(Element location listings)
┄┄┄┄┄┄
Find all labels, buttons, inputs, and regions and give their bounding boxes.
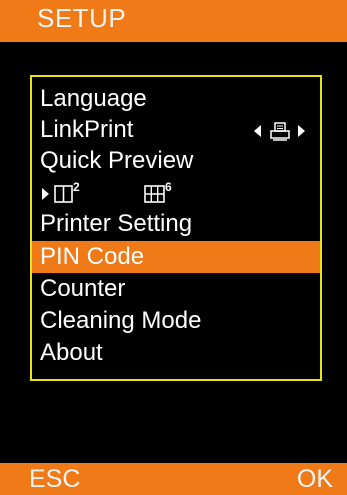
two-up-layout-icon[interactable]: 2 [54,179,84,203]
menu-item-label: Printer Setting [40,210,193,237]
menu-item-about[interactable]: About [32,337,320,369]
quick-preview-options: 2 6 [32,176,320,208]
menu-item-label: Counter [40,275,126,302]
menu-item-label: About [40,339,103,366]
menu-item-label: Cleaning Mode [40,307,202,334]
arrow-left-icon[interactable] [254,125,261,137]
title-bar: SETUP [0,0,347,42]
menu-item-label: Quick Preview [40,147,194,174]
esc-button[interactable]: ESC [29,465,80,494]
selection-pointer-icon [42,188,49,200]
six-up-layout-icon[interactable]: 6 [144,179,176,203]
menu-item-quick-preview[interactable]: Quick Preview [32,145,320,177]
arrow-right-icon[interactable] [298,125,305,137]
menu-item-printer-setting[interactable]: Printer Setting [32,208,320,240]
menu-item-label: Language [40,85,147,112]
svg-text:2: 2 [73,180,80,194]
menu-item-cleaning-mode[interactable]: Cleaning Mode [32,305,320,337]
printer-icon [270,122,290,141]
menu-item-pin-code[interactable]: PIN Code [32,241,320,273]
page-title: SETUP [37,3,127,33]
menu-item-language[interactable]: Language [32,83,320,115]
linkprint-value-selector[interactable] [254,121,306,141]
setup-menu: Language LinkPrint Quick Preview 2 6 Pri… [30,75,322,381]
ok-button[interactable]: OK [297,465,333,494]
menu-item-counter[interactable]: Counter [32,273,320,305]
menu-item-label: LinkPrint [40,116,134,143]
softkey-bar: ESC OK [0,463,347,495]
svg-text:6: 6 [165,180,172,194]
menu-item-linkprint[interactable]: LinkPrint [32,114,320,146]
menu-item-label: PIN Code [40,243,145,270]
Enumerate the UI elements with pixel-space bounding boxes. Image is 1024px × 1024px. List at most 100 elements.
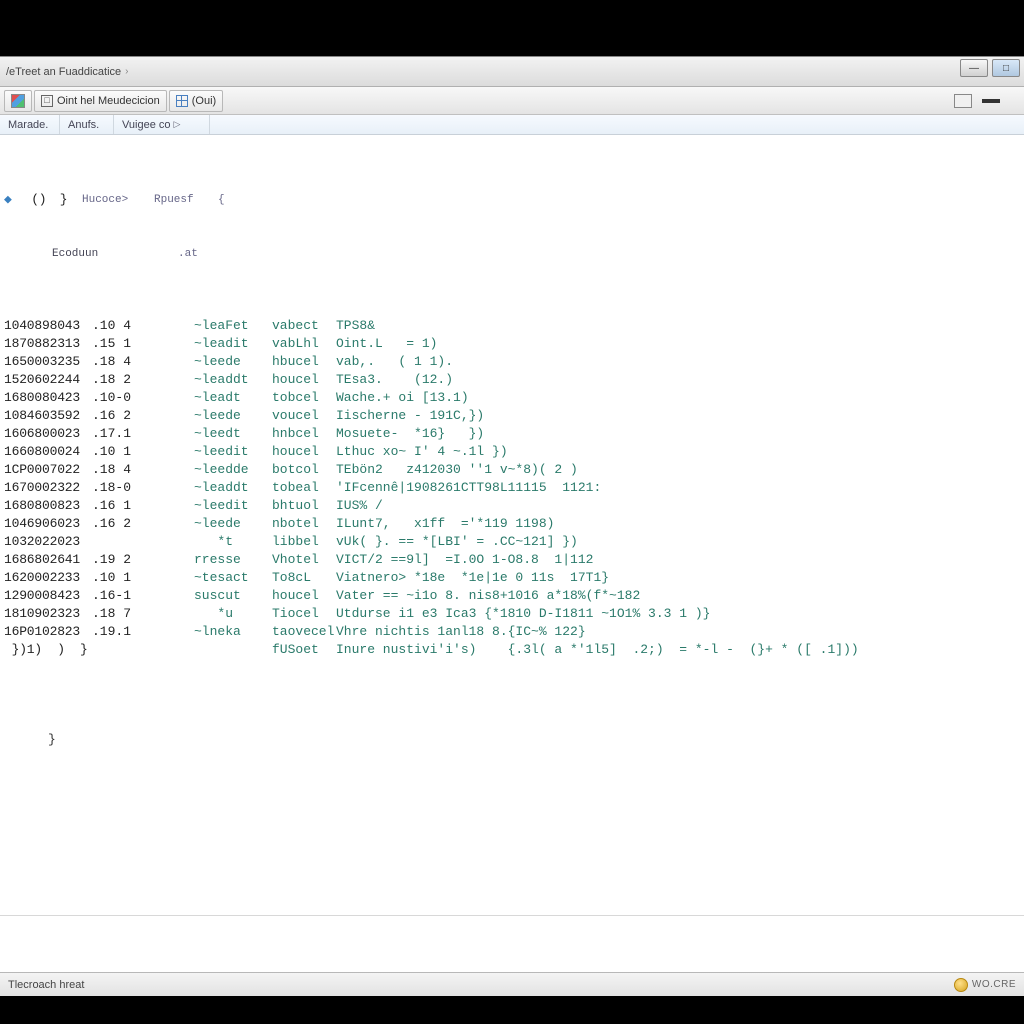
- maximize-button[interactable]: □: [992, 59, 1020, 77]
- row-gap: [136, 389, 194, 407]
- code-row[interactable]: 1040898043.10 4 ~leaFetvabectTPS8&: [4, 317, 1024, 335]
- row-gap: [136, 371, 194, 389]
- row-gap: [136, 443, 194, 461]
- bullet-icon: ◆: [4, 191, 16, 209]
- row-reg: taovecel: [272, 623, 336, 641]
- row-offset: .18-0: [92, 479, 136, 497]
- code-row[interactable]: 1680080423.10-0~leadttobcelWache.+ oi [1…: [4, 389, 1024, 407]
- row-args: IUS% /: [336, 497, 383, 515]
- row-id: 1810902323: [4, 605, 92, 623]
- row-reg: tobcel: [272, 389, 336, 407]
- col-header-2[interactable]: Anufs.: [60, 115, 114, 134]
- row-reg: voucel: [272, 407, 336, 425]
- row-id: 1040898043: [4, 317, 92, 335]
- row-offset: .16 2: [92, 515, 136, 533]
- row-id: })1) ) }: [4, 641, 92, 659]
- row-gap: [136, 479, 194, 497]
- code-row[interactable]: })1) ) } fUSoetInure nustivi'i's) {.3l( …: [4, 641, 1024, 659]
- row-id: 16P0102823: [4, 623, 92, 641]
- col-header-1[interactable]: Marade.: [0, 115, 60, 134]
- row-op: ~tesact: [194, 569, 272, 587]
- code-row[interactable]: 1520602244.18 2~leaddthoucelTEsa3. (12.): [4, 371, 1024, 389]
- row-id: 1606800023: [4, 425, 92, 443]
- row-offset: .19 2: [92, 551, 136, 569]
- code-row[interactable]: 1084603592.16 2~leedevoucelIischerne - 1…: [4, 407, 1024, 425]
- code-row[interactable]: 1650003235.18 4~leedehbucelvab,. ( 1 1).: [4, 353, 1024, 371]
- row-id: 1046906023: [4, 515, 92, 533]
- code-row[interactable]: 1032022023 *tlibbelvUk( }. == *[LBI' = .…: [4, 533, 1024, 551]
- code-row[interactable]: 1680800823.16 1~leeditbhtuolIUS% /: [4, 497, 1024, 515]
- row-id: 1520602244: [4, 371, 92, 389]
- row-id: 1620002233: [4, 569, 92, 587]
- row-id: 1680800823: [4, 497, 92, 515]
- breadcrumb[interactable]: /eTreet an Fuaddicatice ›: [6, 66, 129, 78]
- toolbar-btn-grid[interactable]: (Oui): [169, 90, 223, 112]
- brand-text: WO.CRE: [972, 979, 1016, 990]
- row-reg: houcel: [272, 371, 336, 389]
- window-controls: — □: [960, 59, 1020, 77]
- row-id: 1084603592: [4, 407, 92, 425]
- title-bar[interactable]: /eTreet an Fuaddicatice › — □: [0, 57, 1024, 87]
- row-reg: vabect: [272, 317, 336, 335]
- grid-icon: [176, 95, 188, 107]
- row-reg: tobeal: [272, 479, 336, 497]
- row-reg: houcel: [272, 587, 336, 605]
- code-row[interactable]: 1670002322.18-0~leaddttobeal'IFcennê|190…: [4, 479, 1024, 497]
- brand: WO.CRE: [954, 978, 1016, 992]
- row-offset: [92, 533, 136, 551]
- code-row[interactable]: 1660800024.10 1~leedithoucelLthuc xo~ I'…: [4, 443, 1024, 461]
- row-reg: Tiocel: [272, 605, 336, 623]
- code-row[interactable]: 1046906023.16 2~leedenbotelILunt7, x1ff …: [4, 515, 1024, 533]
- row-gap: [136, 569, 194, 587]
- toolbar-btn-stop[interactable]: Oint hel Meudecicion: [34, 90, 167, 112]
- code-row[interactable]: 1606800023.17.1~leedthnbcelMosuete- *16}…: [4, 425, 1024, 443]
- row-args: vUk( }. == *[LBI' = .CC~121] }): [336, 533, 578, 551]
- row-offset: .10 1: [92, 569, 136, 587]
- code-header-1: ◆ () } Hucoce> Rpuesf {: [4, 191, 1024, 209]
- row-op: ~leedde: [194, 461, 272, 479]
- code-row[interactable]: 1810902323.18 7 *uTiocelUtdurse i1 e3 Ic…: [4, 605, 1024, 623]
- row-reg: hnbcel: [272, 425, 336, 443]
- row-id: 1670002322: [4, 479, 92, 497]
- row-op: *u: [194, 605, 272, 623]
- row-op: ~leede: [194, 353, 272, 371]
- status-bar: Tlecroach hreat WO.CRE: [0, 972, 1024, 996]
- row-gap: [136, 335, 194, 353]
- row-offset: [92, 641, 136, 659]
- row-offset: .10 4: [92, 317, 136, 335]
- row-offset: .18 4: [92, 353, 136, 371]
- row-args: Mosuete- *16} }): [336, 425, 484, 443]
- maximize-icon: □: [1003, 63, 1009, 74]
- row-gap: [136, 587, 194, 605]
- toolbar-btn-app[interactable]: [4, 90, 32, 112]
- row-op: ~leadit: [194, 335, 272, 353]
- code-row[interactable]: 1CP0007022.18 4~leeddebotcolTEbön2 z4120…: [4, 461, 1024, 479]
- col-header-3[interactable]: Vuigee co ▷: [114, 115, 210, 134]
- row-args: Wache.+ oi [13.1): [336, 389, 469, 407]
- code-row[interactable]: 1870882313.15 1~leaditvabLhlOint.L = 1): [4, 335, 1024, 353]
- play-icon: ▷: [174, 119, 181, 130]
- row-args: Viatnero> *18e *1e|1e 0 11s 17T1}: [336, 569, 609, 587]
- code-row[interactable]: 1620002233.10 1~tesactTo8cLViatnero> *18…: [4, 569, 1024, 587]
- row-gap: [136, 461, 194, 479]
- row-op: ~leedit: [194, 497, 272, 515]
- code-row[interactable]: 16P0102823.19.1~lnekataovecelVhre nichti…: [4, 623, 1024, 641]
- row-id: 1290008423: [4, 587, 92, 605]
- toolbar-mini-2[interactable]: [982, 99, 1000, 103]
- row-id: 1032022023: [4, 533, 92, 551]
- row-id: 1686802641: [4, 551, 92, 569]
- row-args: TPS8&: [336, 317, 375, 335]
- row-op: suscut: [194, 587, 272, 605]
- row-gap: [136, 515, 194, 533]
- row-args: Inure nustivi'i's) {.3l( a *'1l5] .2;) =…: [336, 641, 859, 659]
- code-row[interactable]: 1686802641.19 2rresseVhotelVICT/2 ==9l] …: [4, 551, 1024, 569]
- column-header: Marade. Anufs. Vuigee co ▷: [0, 115, 1024, 135]
- row-gap: [136, 425, 194, 443]
- row-op: ~leaFet: [194, 317, 272, 335]
- code-row[interactable]: 1290008423.16-1suscuthoucelVater == ~i1o…: [4, 587, 1024, 605]
- minimize-button[interactable]: —: [960, 59, 988, 77]
- editor-area[interactable]: ◆ () } Hucoce> Rpuesf { Ecoduun .at 1040…: [0, 135, 1024, 972]
- row-gap: [136, 605, 194, 623]
- toolbar-mini-1[interactable]: [954, 94, 972, 108]
- row-offset: .19.1: [92, 623, 136, 641]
┄┄┄┄┄┄
Please give the lines in the records between the line holding "- maximize-button[interactable]: □: [992, 59, 1020, 77]" and the line holding "- row-reg: tobcel: [272, 389, 336, 407]", inclusive, as a numbered list, leaving out any blank lines.

1. - maximize-button[interactable]: □: [992, 59, 1020, 77]
2. - row-gap: [136, 389, 194, 407]
3. - code-row[interactable]: 1040898043.10 4 ~leaFetvabectTPS8&: [4, 317, 1024, 335]
4. - row-gap: [136, 371, 194, 389]
5. - row-gap: [136, 443, 194, 461]
6. - bullet-icon: ◆: [4, 191, 16, 209]
7. - row-reg: taovecel: [272, 623, 336, 641]
8. - row-offset: .18-0: [92, 479, 136, 497]
9. - code-row[interactable]: 1680080423.10-0~leadttobcelWache.+ oi [1…: [4, 389, 1024, 407]
10. - row-args: IUS% /: [336, 497, 383, 515]
11. - row-id: 1810902323: [4, 605, 92, 623]
12. - row-reg: tobcel: [272, 389, 336, 407]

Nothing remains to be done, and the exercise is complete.